— Task description —
Find the string "this" in the records. Copy every line it appears in.
---- Data entries
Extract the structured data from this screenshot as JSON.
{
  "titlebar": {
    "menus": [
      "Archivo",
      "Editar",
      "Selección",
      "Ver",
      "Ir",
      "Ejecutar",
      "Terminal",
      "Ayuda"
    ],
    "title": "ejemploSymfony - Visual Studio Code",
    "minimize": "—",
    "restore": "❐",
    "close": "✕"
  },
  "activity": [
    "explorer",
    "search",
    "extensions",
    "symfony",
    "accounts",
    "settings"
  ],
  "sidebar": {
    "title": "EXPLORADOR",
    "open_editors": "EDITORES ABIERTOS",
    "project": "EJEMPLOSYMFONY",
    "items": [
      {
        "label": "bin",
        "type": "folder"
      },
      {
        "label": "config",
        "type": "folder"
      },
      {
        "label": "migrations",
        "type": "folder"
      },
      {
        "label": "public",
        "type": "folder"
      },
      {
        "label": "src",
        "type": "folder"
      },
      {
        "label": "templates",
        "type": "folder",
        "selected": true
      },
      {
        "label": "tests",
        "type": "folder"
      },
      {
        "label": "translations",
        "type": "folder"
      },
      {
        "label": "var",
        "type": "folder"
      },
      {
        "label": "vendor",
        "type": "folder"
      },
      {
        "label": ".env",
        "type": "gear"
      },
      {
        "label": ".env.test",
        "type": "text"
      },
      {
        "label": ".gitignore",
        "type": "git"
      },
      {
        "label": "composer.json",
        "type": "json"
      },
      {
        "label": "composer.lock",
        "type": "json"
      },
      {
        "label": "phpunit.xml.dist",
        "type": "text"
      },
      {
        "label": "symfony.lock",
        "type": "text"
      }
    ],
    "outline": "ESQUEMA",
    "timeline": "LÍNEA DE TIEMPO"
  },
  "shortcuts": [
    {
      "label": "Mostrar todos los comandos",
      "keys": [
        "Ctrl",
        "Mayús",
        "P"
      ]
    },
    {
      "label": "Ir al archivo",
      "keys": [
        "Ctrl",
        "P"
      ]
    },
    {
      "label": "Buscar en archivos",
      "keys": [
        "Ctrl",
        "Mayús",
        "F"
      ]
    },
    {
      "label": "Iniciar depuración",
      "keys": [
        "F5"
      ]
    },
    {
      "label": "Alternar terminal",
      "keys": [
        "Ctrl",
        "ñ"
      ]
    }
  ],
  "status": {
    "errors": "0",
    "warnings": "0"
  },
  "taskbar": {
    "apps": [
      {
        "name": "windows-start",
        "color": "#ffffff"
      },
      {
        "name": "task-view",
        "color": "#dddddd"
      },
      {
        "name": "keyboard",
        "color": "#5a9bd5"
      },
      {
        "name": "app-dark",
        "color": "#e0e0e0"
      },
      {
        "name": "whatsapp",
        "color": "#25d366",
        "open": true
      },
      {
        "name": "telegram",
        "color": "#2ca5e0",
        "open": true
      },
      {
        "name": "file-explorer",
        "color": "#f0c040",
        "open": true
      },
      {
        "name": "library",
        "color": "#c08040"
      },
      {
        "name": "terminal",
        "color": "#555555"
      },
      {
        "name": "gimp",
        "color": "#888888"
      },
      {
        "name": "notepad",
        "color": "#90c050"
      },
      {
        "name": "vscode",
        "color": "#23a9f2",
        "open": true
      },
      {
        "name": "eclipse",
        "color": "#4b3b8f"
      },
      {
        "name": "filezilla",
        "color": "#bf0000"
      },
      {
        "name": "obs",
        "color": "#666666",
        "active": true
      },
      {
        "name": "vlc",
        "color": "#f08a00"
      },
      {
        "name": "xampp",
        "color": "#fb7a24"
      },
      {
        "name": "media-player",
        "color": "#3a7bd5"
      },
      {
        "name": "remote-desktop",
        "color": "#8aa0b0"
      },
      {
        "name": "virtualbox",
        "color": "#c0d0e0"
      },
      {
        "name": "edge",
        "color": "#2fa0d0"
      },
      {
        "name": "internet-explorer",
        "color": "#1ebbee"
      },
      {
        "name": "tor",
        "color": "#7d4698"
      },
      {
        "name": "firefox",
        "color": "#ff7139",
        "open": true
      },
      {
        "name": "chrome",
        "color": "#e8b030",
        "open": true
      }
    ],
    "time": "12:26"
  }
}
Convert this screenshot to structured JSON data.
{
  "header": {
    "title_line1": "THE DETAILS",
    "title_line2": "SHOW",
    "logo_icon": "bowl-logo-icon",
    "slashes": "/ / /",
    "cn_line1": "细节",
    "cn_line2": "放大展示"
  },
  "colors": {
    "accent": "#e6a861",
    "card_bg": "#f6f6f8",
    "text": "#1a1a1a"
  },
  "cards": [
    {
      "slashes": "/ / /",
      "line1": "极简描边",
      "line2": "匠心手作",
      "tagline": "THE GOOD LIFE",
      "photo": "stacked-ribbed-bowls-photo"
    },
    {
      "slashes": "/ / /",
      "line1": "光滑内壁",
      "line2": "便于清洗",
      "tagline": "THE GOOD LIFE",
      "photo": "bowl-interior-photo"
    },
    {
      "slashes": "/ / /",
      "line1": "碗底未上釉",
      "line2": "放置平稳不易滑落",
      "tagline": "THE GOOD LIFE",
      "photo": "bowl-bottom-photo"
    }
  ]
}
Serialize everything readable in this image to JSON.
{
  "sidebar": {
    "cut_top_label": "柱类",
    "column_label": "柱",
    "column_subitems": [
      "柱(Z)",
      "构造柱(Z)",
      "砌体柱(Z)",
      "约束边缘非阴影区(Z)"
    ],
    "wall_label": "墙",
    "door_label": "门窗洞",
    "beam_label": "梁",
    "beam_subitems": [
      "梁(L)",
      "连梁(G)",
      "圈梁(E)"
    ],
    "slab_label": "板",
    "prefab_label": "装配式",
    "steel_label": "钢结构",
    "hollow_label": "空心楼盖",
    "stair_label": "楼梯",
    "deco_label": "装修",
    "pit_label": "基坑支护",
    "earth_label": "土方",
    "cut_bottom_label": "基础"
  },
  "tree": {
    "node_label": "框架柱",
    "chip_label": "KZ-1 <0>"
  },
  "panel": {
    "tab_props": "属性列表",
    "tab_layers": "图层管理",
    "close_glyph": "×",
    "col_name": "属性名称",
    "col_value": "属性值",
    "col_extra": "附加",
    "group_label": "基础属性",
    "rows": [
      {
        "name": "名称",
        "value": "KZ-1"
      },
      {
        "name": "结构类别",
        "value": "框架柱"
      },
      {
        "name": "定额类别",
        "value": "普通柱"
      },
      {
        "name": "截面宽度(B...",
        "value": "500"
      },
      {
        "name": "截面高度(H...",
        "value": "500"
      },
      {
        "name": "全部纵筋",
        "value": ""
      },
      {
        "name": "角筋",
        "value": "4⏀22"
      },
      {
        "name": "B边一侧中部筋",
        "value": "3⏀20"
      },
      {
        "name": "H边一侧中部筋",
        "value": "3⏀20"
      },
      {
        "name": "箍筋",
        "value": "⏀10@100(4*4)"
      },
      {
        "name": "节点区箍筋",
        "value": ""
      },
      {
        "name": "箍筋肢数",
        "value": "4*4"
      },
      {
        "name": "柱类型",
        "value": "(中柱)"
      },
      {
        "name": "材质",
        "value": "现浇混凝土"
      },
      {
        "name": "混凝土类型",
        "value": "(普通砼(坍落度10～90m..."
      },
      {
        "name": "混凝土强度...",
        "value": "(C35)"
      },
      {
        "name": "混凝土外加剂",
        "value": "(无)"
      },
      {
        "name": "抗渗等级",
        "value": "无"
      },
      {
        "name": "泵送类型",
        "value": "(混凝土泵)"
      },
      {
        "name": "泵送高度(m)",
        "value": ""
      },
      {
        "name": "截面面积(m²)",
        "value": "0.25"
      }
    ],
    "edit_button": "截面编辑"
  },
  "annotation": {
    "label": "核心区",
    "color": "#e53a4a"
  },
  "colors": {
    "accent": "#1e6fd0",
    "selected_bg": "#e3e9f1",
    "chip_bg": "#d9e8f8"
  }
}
--------
— Full answer —
Extract the structured data from this screenshot as JSON.
Convert this screenshot to structured JSON data.
Serialize everything readable in this image to JSON.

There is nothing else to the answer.